Starting with the line that holds "Output the text content of this document.", repeat each line through the last one below, exactly. Pictures stay out.

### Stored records
----------------------------------------
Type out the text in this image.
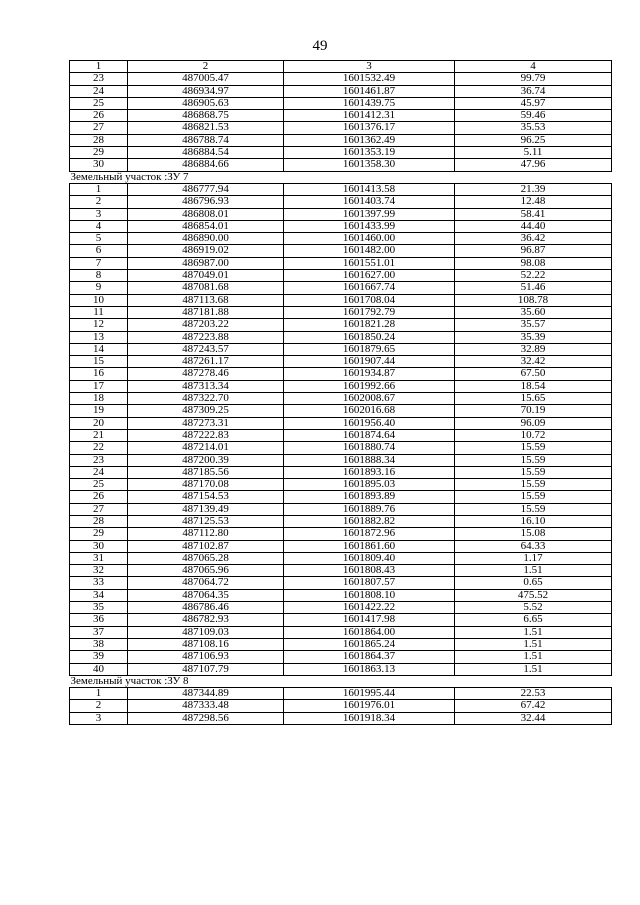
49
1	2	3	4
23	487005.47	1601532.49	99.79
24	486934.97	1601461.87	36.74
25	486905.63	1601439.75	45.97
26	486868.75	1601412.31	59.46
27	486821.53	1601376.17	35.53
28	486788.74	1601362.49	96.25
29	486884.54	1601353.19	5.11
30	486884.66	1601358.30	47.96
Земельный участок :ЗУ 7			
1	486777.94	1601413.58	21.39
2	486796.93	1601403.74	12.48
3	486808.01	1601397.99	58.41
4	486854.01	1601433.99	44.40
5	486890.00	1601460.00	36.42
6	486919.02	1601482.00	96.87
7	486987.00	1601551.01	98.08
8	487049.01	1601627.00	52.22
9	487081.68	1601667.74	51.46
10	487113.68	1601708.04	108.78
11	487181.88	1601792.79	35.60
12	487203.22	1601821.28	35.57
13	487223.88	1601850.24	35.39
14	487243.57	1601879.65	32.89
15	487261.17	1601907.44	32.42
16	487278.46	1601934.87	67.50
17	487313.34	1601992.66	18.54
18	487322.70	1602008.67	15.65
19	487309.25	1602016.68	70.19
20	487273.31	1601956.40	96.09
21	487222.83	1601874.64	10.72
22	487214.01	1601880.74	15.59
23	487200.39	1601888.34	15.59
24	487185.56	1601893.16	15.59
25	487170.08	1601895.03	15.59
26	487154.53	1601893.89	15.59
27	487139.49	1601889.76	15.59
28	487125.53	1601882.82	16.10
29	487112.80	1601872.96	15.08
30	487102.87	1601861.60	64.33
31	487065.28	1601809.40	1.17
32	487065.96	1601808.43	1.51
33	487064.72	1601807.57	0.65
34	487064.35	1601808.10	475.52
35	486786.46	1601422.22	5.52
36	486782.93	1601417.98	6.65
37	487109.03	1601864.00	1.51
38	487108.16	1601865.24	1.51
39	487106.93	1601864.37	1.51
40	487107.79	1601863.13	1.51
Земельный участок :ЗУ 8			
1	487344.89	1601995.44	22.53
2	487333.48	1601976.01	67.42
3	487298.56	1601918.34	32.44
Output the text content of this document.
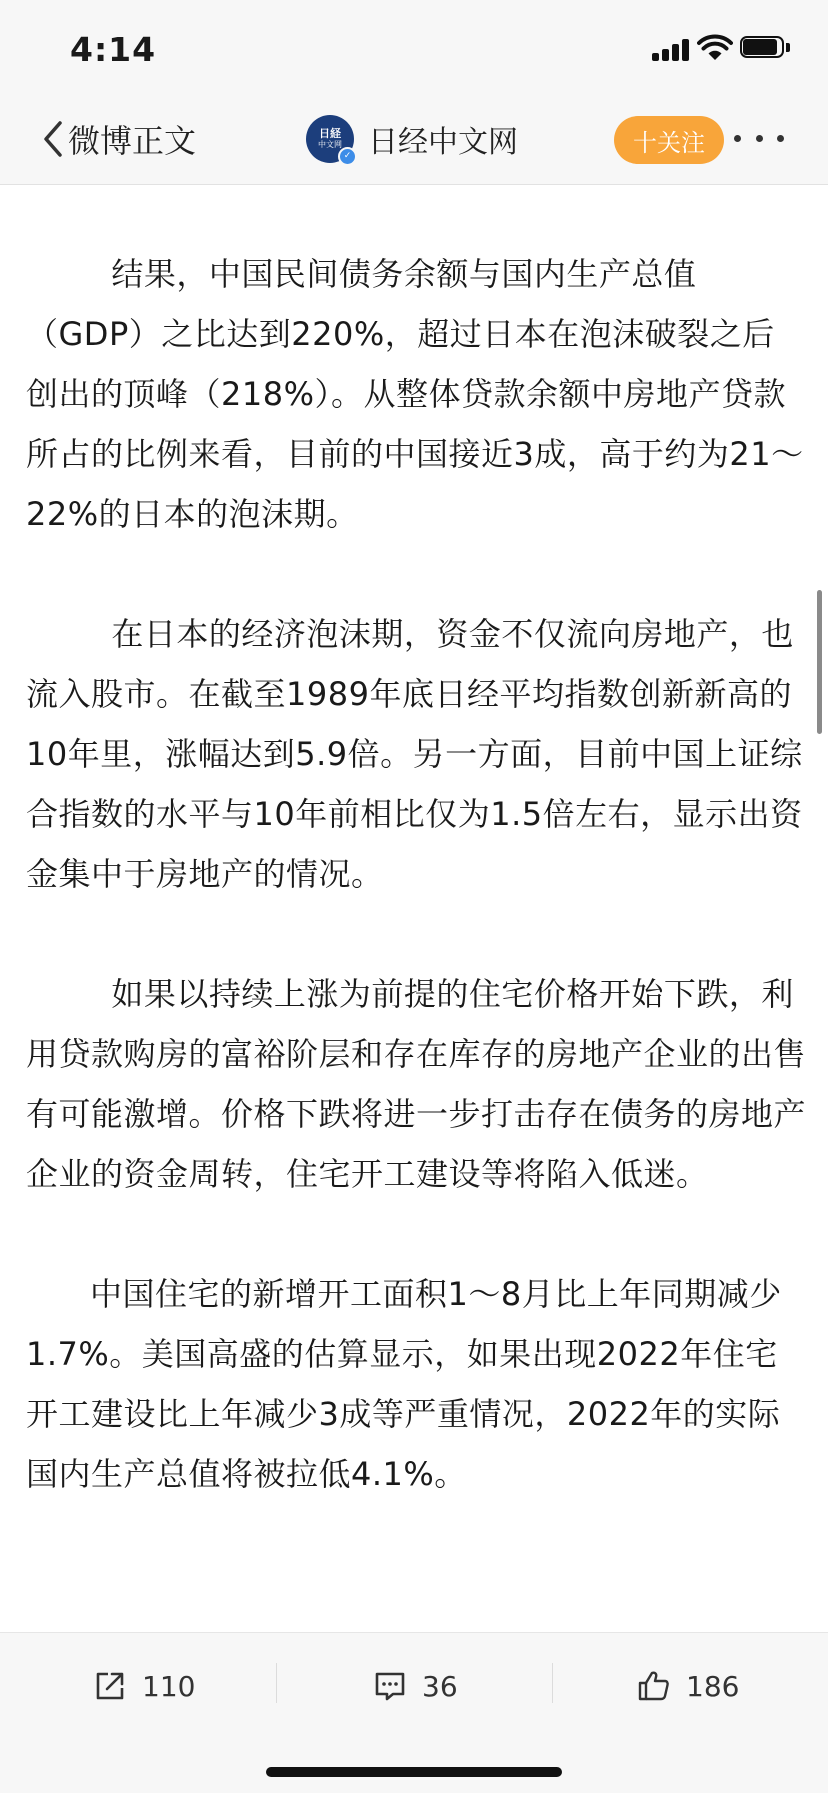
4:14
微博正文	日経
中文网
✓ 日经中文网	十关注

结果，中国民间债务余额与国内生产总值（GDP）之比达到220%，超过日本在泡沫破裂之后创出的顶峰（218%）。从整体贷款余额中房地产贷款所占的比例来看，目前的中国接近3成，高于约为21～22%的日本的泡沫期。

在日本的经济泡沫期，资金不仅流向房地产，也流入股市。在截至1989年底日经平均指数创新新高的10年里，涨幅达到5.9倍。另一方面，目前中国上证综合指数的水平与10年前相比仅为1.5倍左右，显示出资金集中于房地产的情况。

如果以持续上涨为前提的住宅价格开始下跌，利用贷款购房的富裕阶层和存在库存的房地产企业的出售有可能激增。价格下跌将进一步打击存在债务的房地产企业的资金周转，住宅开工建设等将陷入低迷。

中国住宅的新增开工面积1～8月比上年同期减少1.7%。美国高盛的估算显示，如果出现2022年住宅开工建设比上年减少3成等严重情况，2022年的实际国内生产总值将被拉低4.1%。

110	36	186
----------------------------------------
### FINAL ANSWER
Output the text content of this document.
4:14
微博正文	日経
中文网
✓ 日经中文网	十关注

结果，中国民间债务余额与国内生产总值（GDP）之比达到220%，超过日本在泡沫破裂之后创出的顶峰（218%）。从整体贷款余额中房地产贷款所占的比例来看，目前的中国接近3成，高于约为21～22%的日本的泡沫期。

在日本的经济泡沫期，资金不仅流向房地产，也流入股市。在截至1989年底日经平均指数创新新高的10年里，涨幅达到5.9倍。另一方面，目前中国上证综合指数的水平与10年前相比仅为1.5倍左右，显示出资金集中于房地产的情况。

如果以持续上涨为前提的住宅价格开始下跌，利用贷款购房的富裕阶层和存在库存的房地产企业的出售有可能激增。价格下跌将进一步打击存在债务的房地产企业的资金周转，住宅开工建设等将陷入低迷。

中国住宅的新增开工面积1～8月比上年同期减少1.7%。美国高盛的估算显示，如果出现2022年住宅开工建设比上年减少3成等严重情况，2022年的实际国内生产总值将被拉低4.1%。

110	36	186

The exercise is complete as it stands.